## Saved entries
┌──

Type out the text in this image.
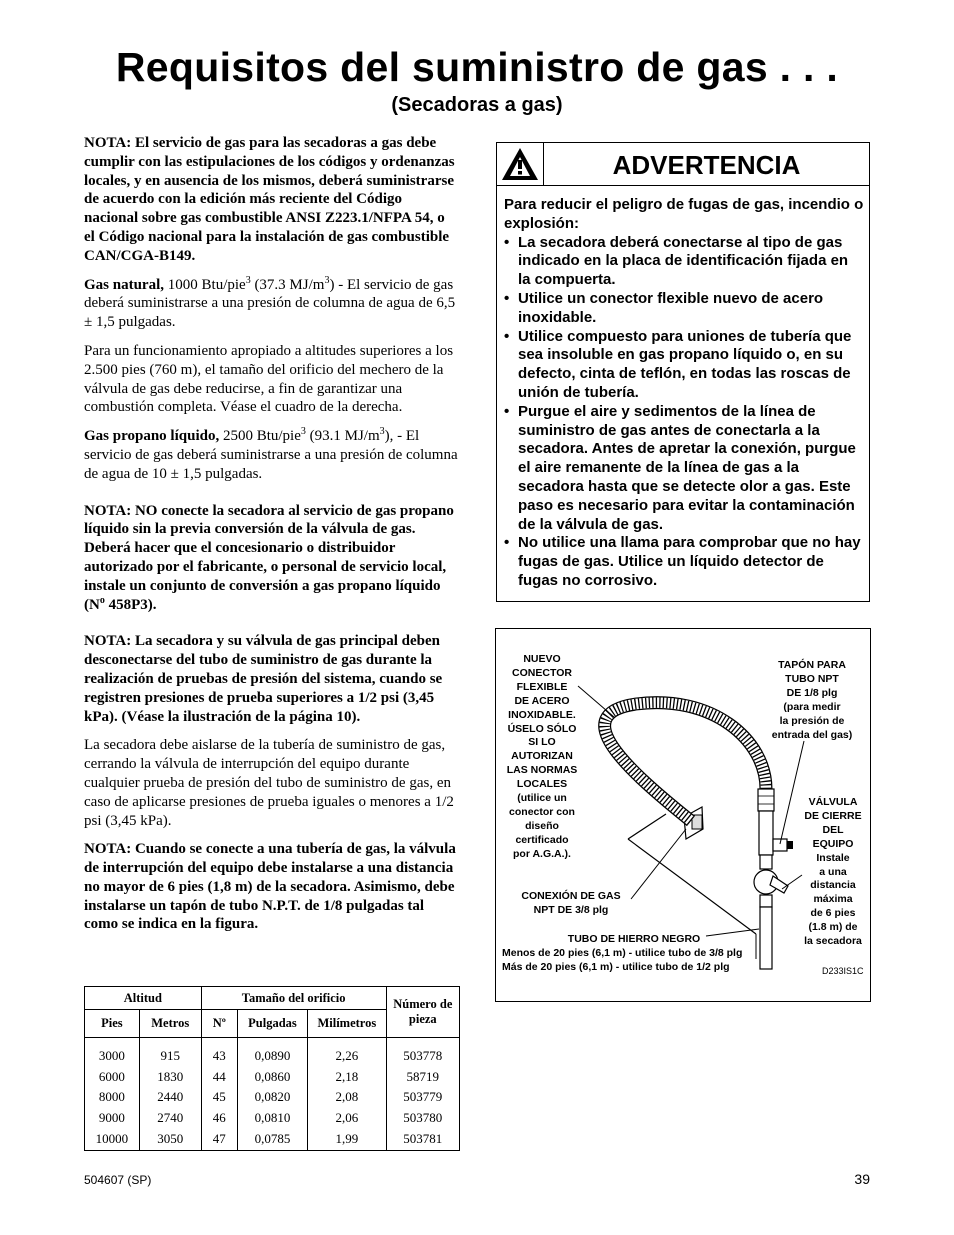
Requisitos del suministro de gas . . .
(Secadoras a gas)

NOTA: El servicio de gas para las secadoras a gas debe cumplir con las estipulaciones de los códigos y ordenanzas locales, y en ausencia de los mismos, deberá suministrarse de acuerdo con la edición más reciente del Código nacional sobre gas combustible ANSI Z223.1/NFPA 54, o el Código nacional para la instalación de gas combustible CAN/CGA-B149.

Gas natural, 1000 Btu/pie$^3$ (37.3 $MJ/m^3$) - El servicio de gas deberá suministrarse a una presión de columna de agua de 6,5 ± 1,5 pulgadas.

Para un funcionamiento apropiado a altitudes superiores a los 2.500 pies (760 m), el tamaño del orificio del mechero de la válvula de gas debe reducirse, a fin de garantizar una combustión completa. Véase el cuadro de la derecha.

Gas propano líquido, 2500 Btu/pie$^3$ (93.1 $MJ/m^3$), - El servicio de gas deberá suministrarse a una presión de columna de agua de 10 ± 1,5 pulgadas.

NOTA: NO conecte la secadora al servicio de gas propano líquido sin la previa conversión de la válvula de gas. Deberá hacer que el concesionario o distribuidor autorizado por el fabricante, o personal de servicio local, instale un conjunto de conversión a gas propano líquido ($N^o$ 458P3).

NOTA: La secadora y su válvula de gas principal deben desconectarse del tubo de suministro de gas durante la realización de pruebas de presión del sistema, cuando se registren presiones de prueba superiores a 1/2 psi (3,45 kPa). (Véase la ilustración de la página 10).

La secadora debe aislarse de la tubería de suministro de gas, cerrando la válvula de interrupción del equipo durante cualquier prueba de presión del tubo de suministro de gas, en caso de aplicarse presiones de prueba iguales o menores a 1/2 psi (3,45 kPa).

NOTA: Cuando se conecte a una tubería de gas, la válvula de interrupción del equipo debe instalarse a una distancia no mayor de 6 pies (1,8 m) de la secadora. Asimismo, debe instalarse un tapón de tubo N.P.T. de 1/8 pulgadas tal como se indica en la figura.

Altitud		Tamaño del orificio			Número de pieza
Pies	Metros	Nº	Pulgadas	Milímetros	

3000	915	43	0,0890	2,26	503778
6000	1830	44	0,0860	2,18	58719
8000	2440	45	0,0820	2,08	503779
9000	2740	46	0,0810	2,06	503780
10000	3050	47	0,0785	1,99	503781
ADVERTENCIA

Para reducir el peligro de fugas de gas, incendio o explosión:

• La secadora deberá conectarse al tipo de gas indicado en la placa de identificación fijada en la compuerta.
• Utilice un conector flexible nuevo de acero inoxidable.
• Utilice compuesto para uniones de tubería que sea insoluble en gas propano líquido o, en su defecto, cinta de teflón, en todas las roscas de unión de tubería.
• Purgue el aire y sedimentos de la línea de suministro de gas antes de conectarla a la secadora. Antes de apretar la conexión, purgue el aire remanente de la línea de gas a la secadora hasta que se detecte olor a gas. Este paso es necesario para evitar la contaminación de la válvula de gas.
• No utilice una llama para comprobar que no hay fugas de gas. Utilice un líquido detector de fugas no corrosivo.
NUEVO
CONECTOR
FLEXIBLE
DE ACERO
INOXIDABLE.
ÚSELO SÓLO
SI LO
AUTORIZAN
LAS NORMAS
LOCALES
(utilice un
conector con
diseño
certificado
por A.G.A.).
TAPÓN PARA
TUBO NPT
DE 1/8 plg
(para medir
la presión de
entrada del gas)
VÁLVULA
DE CIERRE
DEL
EQUIPO
Instale
a una
distancia
máxima
de 6 pies
(1.8 m) de
la secadora
CONEXIÓN DE GAS
NPT DE 3/8 plg
TUBO DE HIERRO NEGRO
Menos de 20 pies (6,1 m) - utilice tubo de 3/8 plg
Más de 20 pies (6,1 m) - utilice tubo de 1/2 plg	D233IS1C
504607 (SP)	39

└──

## REQUIREMENTS
Write out the full listing verbatim, excluding its pictures.

## THE RESULT
Type out the text in this image.
Requisitos del suministro de gas . . .
(Secadoras a gas)

NOTA: El servicio de gas para las secadoras a gas debe cumplir con las estipulaciones de los códigos y ordenanzas locales, y en ausencia de los mismos, deberá suministrarse de acuerdo con la edición más reciente del Código nacional sobre gas combustible ANSI Z223.1/NFPA 54, o el Código nacional para la instalación de gas combustible CAN/CGA-B149.

Gas natural, 1000 Btu/pie$^3$ (37.3 $MJ/m^3$) - El servicio de gas deberá suministrarse a una presión de columna de agua de 6,5 ± 1,5 pulgadas.

Para un funcionamiento apropiado a altitudes superiores a los 2.500 pies (760 m), el tamaño del orificio del mechero de la válvula de gas debe reducirse, a fin de garantizar una combustión completa. Véase el cuadro de la derecha.

Gas propano líquido, 2500 Btu/pie$^3$ (93.1 $MJ/m^3$), - El servicio de gas deberá suministrarse a una presión de columna de agua de 10 ± 1,5 pulgadas.

NOTA: NO conecte la secadora al servicio de gas propano líquido sin la previa conversión de la válvula de gas. Deberá hacer que el concesionario o distribuidor autorizado por el fabricante, o personal de servicio local, instale un conjunto de conversión a gas propano líquido ($N^o$ 458P3).

NOTA: La secadora y su válvula de gas principal deben desconectarse del tubo de suministro de gas durante la realización de pruebas de presión del sistema, cuando se registren presiones de prueba superiores a 1/2 psi (3,45 kPa). (Véase la ilustración de la página 10).

La secadora debe aislarse de la tubería de suministro de gas, cerrando la válvula de interrupción del equipo durante cualquier prueba de presión del tubo de suministro de gas, en caso de aplicarse presiones de prueba iguales o menores a 1/2 psi (3,45 kPa).

NOTA: Cuando se conecte a una tubería de gas, la válvula de interrupción del equipo debe instalarse a una distancia no mayor de 6 pies (1,8 m) de la secadora. Asimismo, debe instalarse un tapón de tubo N.P.T. de 1/8 pulgadas tal como se indica en la figura.

Altitud		Tamaño del orificio			Número de pieza
Pies	Metros	Nº	Pulgadas	Milímetros	

3000	915	43	0,0890	2,26	503778
6000	1830	44	0,0860	2,18	58719
8000	2440	45	0,0820	2,08	503779
9000	2740	46	0,0810	2,06	503780
10000	3050	47	0,0785	1,99	503781
ADVERTENCIA

Para reducir el peligro de fugas de gas, incendio o explosión:

• La secadora deberá conectarse al tipo de gas indicado en la placa de identificación fijada en la compuerta.
• Utilice un conector flexible nuevo de acero inoxidable.
• Utilice compuesto para uniones de tubería que sea insoluble en gas propano líquido o, en su defecto, cinta de teflón, en todas las roscas de unión de tubería.
• Purgue el aire y sedimentos de la línea de suministro de gas antes de conectarla a la secadora. Antes de apretar la conexión, purgue el aire remanente de la línea de gas a la secadora hasta que se detecte olor a gas. Este paso es necesario para evitar la contaminación de la válvula de gas.
• No utilice una llama para comprobar que no hay fugas de gas. Utilice un líquido detector de fugas no corrosivo.
NUEVO
CONECTOR
FLEXIBLE
DE ACERO
INOXIDABLE.
ÚSELO SÓLO
SI LO
AUTORIZAN
LAS NORMAS
LOCALES
(utilice un
conector con
diseño
certificado
por A.G.A.).
TAPÓN PARA
TUBO NPT
DE 1/8 plg
(para medir
la presión de
entrada del gas)
VÁLVULA
DE CIERRE
DEL
EQUIPO
Instale
a una
distancia
máxima
de 6 pies
(1.8 m) de
la secadora
CONEXIÓN DE GAS
NPT DE 3/8 plg
TUBO DE HIERRO NEGRO
Menos de 20 pies (6,1 m) - utilice tubo de 3/8 plg
Más de 20 pies (6,1 m) - utilice tubo de 1/2 plg	D233IS1C
504607 (SP)	39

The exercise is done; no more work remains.